● **AIM**:
Reproduce the full listing that appears beneath this instruction exactly.

(Stored data)
☆ ☆ ☆
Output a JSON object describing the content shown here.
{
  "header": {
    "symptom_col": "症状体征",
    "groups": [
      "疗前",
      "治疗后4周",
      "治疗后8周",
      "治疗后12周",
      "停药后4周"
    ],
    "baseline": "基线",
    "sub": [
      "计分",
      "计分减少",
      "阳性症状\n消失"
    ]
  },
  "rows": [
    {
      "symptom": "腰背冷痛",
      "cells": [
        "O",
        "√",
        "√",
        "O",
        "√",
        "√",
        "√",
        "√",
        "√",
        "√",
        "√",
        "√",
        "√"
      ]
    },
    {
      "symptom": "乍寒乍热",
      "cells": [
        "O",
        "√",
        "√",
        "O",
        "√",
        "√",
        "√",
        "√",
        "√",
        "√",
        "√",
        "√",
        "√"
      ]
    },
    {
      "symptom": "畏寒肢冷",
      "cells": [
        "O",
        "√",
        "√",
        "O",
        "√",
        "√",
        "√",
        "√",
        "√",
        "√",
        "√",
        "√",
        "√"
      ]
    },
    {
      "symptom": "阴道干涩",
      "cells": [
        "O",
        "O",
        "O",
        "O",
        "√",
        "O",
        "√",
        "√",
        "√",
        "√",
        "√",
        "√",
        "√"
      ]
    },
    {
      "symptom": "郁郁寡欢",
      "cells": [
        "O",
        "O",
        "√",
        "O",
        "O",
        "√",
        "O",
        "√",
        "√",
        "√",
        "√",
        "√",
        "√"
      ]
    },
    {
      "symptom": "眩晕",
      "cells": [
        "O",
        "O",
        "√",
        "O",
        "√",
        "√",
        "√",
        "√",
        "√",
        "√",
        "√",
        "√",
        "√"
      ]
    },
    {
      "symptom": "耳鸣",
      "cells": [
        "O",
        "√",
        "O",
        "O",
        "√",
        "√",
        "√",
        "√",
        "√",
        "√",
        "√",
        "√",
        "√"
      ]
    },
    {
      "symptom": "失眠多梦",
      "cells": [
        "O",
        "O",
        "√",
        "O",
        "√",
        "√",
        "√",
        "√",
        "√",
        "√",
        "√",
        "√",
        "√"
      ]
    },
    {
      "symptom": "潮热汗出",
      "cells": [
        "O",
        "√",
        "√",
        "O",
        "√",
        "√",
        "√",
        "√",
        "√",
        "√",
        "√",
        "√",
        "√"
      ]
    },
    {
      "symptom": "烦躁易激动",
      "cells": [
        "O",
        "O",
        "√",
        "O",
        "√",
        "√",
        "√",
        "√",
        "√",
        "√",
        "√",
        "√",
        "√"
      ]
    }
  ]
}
☆ ☆ ☆
● **TASK RESULT**:
Output a JSON object describing the content shown here.
{
  "header": {
    "symptom_col": "症状体征",
    "groups": [
      "疗前",
      "治疗后4周",
      "治疗后8周",
      "治疗后12周",
      "停药后4周"
    ],
    "baseline": "基线",
    "sub": [
      "计分",
      "计分减少",
      "阳性症状\n消失"
    ]
  },
  "rows": [
    {
      "symptom": "腰背冷痛",
      "cells": [
        "O",
        "√",
        "√",
        "O",
        "√",
        "√",
        "√",
        "√",
        "√",
        "√",
        "√",
        "√",
        "√"
      ]
    },
    {
      "symptom": "乍寒乍热",
      "cells": [
        "O",
        "√",
        "√",
        "O",
        "√",
        "√",
        "√",
        "√",
        "√",
        "√",
        "√",
        "√",
        "√"
      ]
    },
    {
      "symptom": "畏寒肢冷",
      "cells": [
        "O",
        "√",
        "√",
        "O",
        "√",
        "√",
        "√",
        "√",
        "√",
        "√",
        "√",
        "√",
        "√"
      ]
    },
    {
      "symptom": "阴道干涩",
      "cells": [
        "O",
        "O",
        "O",
        "O",
        "√",
        "O",
        "√",
        "√",
        "√",
        "√",
        "√",
        "√",
        "√"
      ]
    },
    {
      "symptom": "郁郁寡欢",
      "cells": [
        "O",
        "O",
        "√",
        "O",
        "O",
        "√",
        "O",
        "√",
        "√",
        "√",
        "√",
        "√",
        "√"
      ]
    },
    {
      "symptom": "眩晕",
      "cells": [
        "O",
        "O",
        "√",
        "O",
        "√",
        "√",
        "√",
        "√",
        "√",
        "√",
        "√",
        "√",
        "√"
      ]
    },
    {
      "symptom": "耳鸣",
      "cells": [
        "O",
        "√",
        "O",
        "O",
        "√",
        "√",
        "√",
        "√",
        "√",
        "√",
        "√",
        "√",
        "√"
      ]
    },
    {
      "symptom": "失眠多梦",
      "cells": [
        "O",
        "O",
        "√",
        "O",
        "√",
        "√",
        "√",
        "√",
        "√",
        "√",
        "√",
        "√",
        "√"
      ]
    },
    {
      "symptom": "潮热汗出",
      "cells": [
        "O",
        "√",
        "√",
        "O",
        "√",
        "√",
        "√",
        "√",
        "√",
        "√",
        "√",
        "√",
        "√"
      ]
    },
    {
      "symptom": "烦躁易激动",
      "cells": [
        "O",
        "O",
        "√",
        "O",
        "√",
        "√",
        "√",
        "√",
        "√",
        "√",
        "√",
        "√",
        "√"
      ]
    }
  ]
}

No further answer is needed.